Input:

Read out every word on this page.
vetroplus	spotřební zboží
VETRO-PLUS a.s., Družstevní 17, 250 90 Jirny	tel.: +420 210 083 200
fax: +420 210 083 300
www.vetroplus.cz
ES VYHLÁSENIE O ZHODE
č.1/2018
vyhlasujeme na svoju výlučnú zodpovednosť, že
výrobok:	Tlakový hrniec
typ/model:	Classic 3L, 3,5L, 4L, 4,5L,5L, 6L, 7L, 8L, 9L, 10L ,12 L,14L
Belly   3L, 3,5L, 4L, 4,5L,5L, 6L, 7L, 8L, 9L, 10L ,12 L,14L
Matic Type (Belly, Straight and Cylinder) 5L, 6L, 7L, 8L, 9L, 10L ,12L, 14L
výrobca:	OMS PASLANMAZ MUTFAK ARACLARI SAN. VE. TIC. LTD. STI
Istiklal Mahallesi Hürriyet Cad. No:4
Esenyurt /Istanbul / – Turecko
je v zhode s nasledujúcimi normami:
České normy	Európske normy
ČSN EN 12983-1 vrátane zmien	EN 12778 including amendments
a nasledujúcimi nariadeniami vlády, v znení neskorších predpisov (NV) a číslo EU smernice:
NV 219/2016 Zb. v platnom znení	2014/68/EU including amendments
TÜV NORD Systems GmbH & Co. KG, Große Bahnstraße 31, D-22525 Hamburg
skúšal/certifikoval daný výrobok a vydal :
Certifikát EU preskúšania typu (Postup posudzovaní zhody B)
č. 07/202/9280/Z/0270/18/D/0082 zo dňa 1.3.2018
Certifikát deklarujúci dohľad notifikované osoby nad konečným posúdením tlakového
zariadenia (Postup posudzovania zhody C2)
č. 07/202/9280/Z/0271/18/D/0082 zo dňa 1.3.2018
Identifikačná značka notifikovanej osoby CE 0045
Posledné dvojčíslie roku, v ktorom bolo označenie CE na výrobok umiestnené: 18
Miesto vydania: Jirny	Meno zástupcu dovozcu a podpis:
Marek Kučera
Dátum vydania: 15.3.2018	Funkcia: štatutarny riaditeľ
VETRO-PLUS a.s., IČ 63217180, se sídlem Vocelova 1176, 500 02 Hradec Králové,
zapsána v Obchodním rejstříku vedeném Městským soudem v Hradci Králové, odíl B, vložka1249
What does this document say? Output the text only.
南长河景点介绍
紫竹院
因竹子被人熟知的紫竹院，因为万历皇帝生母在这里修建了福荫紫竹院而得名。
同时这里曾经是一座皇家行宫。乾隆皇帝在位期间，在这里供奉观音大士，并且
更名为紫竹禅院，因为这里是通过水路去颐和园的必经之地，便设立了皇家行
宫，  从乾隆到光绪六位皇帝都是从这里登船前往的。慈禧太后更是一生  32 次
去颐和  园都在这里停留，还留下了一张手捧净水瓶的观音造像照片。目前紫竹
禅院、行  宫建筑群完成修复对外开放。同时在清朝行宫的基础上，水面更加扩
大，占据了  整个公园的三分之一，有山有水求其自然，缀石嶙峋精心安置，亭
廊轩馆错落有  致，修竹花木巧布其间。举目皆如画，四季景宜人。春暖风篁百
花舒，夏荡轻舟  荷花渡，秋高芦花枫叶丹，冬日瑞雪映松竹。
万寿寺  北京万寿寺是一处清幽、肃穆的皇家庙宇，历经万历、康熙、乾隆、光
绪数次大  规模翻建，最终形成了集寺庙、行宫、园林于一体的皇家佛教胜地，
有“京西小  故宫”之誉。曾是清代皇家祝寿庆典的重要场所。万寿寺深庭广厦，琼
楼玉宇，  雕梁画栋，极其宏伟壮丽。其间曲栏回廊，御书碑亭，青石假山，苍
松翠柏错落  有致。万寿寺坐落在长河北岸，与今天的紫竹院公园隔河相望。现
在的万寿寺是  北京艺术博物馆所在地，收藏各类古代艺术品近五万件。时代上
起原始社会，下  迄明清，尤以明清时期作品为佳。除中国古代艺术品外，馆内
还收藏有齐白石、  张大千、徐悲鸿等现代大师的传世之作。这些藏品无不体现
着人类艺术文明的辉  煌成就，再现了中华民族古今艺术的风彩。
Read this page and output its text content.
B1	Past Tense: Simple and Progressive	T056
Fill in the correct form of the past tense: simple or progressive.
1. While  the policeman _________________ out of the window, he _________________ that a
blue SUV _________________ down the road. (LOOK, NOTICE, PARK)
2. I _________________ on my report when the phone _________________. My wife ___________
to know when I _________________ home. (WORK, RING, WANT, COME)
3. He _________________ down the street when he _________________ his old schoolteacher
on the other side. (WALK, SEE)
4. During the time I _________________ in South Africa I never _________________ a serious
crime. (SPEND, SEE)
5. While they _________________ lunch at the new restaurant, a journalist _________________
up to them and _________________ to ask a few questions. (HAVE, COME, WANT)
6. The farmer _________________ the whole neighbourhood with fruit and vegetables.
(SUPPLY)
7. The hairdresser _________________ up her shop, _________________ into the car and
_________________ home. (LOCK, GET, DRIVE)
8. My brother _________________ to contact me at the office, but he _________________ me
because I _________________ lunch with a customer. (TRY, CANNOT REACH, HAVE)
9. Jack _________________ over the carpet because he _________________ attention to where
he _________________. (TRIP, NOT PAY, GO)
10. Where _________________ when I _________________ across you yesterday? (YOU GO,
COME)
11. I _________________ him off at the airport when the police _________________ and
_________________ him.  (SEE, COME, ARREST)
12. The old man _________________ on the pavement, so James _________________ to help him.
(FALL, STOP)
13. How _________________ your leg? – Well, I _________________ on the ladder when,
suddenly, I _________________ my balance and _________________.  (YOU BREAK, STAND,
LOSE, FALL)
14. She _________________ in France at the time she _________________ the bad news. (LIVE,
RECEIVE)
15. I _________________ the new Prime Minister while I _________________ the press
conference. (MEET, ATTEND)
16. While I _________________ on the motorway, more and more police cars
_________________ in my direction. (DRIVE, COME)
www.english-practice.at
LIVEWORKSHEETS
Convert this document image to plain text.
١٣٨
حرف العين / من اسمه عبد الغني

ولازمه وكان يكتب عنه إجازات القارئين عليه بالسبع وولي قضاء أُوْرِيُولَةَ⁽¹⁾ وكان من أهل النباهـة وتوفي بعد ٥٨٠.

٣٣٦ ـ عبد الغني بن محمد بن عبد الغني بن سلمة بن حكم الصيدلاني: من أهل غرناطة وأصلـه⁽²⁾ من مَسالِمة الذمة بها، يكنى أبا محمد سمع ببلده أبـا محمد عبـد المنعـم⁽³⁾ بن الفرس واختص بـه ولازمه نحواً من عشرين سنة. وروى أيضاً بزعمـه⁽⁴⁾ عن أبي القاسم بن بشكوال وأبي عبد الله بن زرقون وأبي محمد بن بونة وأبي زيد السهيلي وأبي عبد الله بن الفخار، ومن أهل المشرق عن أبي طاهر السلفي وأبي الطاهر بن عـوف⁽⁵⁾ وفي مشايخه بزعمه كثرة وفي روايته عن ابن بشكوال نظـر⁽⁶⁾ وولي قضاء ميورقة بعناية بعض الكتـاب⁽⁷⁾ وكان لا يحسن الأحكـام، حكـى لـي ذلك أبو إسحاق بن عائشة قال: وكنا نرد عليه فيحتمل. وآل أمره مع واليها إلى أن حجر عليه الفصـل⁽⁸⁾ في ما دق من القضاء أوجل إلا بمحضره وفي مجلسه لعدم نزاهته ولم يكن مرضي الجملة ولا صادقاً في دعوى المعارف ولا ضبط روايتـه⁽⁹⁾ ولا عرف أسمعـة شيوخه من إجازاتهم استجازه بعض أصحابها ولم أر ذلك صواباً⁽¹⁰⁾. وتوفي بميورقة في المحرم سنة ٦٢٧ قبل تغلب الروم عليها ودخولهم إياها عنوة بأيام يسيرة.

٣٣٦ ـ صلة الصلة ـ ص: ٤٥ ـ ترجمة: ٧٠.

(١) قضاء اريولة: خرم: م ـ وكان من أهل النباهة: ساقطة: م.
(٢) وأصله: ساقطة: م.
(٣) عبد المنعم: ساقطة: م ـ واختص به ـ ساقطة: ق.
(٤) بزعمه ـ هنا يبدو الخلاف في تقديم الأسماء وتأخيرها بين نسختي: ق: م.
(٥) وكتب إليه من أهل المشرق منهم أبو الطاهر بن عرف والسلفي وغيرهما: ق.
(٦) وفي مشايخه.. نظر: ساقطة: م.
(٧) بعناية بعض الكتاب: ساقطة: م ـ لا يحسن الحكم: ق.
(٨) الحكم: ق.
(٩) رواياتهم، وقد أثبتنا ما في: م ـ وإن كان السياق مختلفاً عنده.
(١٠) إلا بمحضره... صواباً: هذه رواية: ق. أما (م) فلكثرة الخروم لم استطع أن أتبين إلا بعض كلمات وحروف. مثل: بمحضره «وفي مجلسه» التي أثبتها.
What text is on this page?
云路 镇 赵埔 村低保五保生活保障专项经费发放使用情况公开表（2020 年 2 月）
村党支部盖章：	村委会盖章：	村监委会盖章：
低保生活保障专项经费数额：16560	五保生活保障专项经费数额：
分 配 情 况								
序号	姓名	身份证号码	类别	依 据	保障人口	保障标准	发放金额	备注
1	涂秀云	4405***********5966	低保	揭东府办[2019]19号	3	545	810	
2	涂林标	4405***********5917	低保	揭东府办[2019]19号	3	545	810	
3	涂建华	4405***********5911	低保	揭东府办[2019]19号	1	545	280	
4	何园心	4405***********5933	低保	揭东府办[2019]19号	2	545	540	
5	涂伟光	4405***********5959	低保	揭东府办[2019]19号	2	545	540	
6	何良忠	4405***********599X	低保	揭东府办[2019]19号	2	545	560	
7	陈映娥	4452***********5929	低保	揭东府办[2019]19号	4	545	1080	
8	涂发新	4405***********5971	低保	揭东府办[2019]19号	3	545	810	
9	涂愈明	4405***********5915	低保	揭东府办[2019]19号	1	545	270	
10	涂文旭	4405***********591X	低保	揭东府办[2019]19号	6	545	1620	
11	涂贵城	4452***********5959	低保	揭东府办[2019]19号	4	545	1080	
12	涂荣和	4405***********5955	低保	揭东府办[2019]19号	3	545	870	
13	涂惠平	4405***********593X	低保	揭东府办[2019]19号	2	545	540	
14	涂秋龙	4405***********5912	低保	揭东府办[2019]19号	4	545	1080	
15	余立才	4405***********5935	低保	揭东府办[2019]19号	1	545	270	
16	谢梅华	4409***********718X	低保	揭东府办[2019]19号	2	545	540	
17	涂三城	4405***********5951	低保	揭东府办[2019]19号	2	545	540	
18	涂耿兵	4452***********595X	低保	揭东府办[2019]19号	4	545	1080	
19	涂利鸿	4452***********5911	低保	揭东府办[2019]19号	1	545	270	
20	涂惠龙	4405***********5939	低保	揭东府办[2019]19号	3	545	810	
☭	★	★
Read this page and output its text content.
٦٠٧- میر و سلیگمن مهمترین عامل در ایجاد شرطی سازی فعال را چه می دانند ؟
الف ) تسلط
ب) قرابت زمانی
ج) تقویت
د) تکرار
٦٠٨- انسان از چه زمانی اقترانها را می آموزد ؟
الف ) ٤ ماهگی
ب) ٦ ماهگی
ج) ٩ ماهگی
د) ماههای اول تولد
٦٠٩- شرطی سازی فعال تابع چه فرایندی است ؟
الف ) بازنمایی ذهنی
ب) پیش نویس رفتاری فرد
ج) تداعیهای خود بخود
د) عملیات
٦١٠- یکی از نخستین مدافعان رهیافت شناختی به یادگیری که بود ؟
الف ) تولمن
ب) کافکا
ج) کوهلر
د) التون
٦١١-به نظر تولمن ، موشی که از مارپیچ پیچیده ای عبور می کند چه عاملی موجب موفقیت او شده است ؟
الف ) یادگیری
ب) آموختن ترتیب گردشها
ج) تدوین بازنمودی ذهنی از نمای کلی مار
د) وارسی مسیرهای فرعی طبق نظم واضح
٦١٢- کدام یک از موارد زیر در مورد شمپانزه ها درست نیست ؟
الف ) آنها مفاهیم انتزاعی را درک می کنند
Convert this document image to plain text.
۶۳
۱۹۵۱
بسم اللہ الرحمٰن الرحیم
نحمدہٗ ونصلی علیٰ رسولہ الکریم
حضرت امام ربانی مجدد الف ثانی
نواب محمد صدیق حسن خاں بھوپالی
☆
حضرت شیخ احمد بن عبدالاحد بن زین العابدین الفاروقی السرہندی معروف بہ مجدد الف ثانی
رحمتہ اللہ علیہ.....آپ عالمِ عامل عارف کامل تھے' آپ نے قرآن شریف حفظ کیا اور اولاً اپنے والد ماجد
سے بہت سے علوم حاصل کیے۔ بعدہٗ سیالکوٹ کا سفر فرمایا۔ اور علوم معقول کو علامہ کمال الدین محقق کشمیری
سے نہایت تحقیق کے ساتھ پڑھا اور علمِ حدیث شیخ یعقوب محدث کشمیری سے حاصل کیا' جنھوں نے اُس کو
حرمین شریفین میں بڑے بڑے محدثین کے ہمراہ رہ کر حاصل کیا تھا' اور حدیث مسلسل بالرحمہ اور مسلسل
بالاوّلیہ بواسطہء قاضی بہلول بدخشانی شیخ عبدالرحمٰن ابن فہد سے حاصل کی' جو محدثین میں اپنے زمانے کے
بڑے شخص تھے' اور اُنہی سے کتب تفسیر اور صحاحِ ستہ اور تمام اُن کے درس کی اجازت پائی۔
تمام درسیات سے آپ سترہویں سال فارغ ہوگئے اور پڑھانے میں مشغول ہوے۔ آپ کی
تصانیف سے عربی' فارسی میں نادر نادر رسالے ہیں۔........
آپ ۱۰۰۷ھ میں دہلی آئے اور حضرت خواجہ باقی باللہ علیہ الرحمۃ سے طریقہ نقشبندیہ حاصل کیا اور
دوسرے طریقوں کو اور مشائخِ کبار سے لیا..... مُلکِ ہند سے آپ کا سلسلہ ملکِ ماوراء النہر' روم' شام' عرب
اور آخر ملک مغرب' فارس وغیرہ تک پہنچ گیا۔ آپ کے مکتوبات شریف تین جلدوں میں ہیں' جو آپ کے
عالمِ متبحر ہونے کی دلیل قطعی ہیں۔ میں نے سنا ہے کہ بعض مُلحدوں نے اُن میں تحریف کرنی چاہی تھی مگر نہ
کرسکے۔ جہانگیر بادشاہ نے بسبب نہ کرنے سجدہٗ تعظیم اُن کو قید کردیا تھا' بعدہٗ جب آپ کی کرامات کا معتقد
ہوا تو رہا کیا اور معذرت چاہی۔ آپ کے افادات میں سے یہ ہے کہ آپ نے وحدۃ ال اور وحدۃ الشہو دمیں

What is expected: Using the material above, gather every line that includes "down".

Exercise response:
blue SUV _________________ down the road. (LOOK, NOTICE, PARK)
3. He _________________ down the street when he _________________ his old schoolteacher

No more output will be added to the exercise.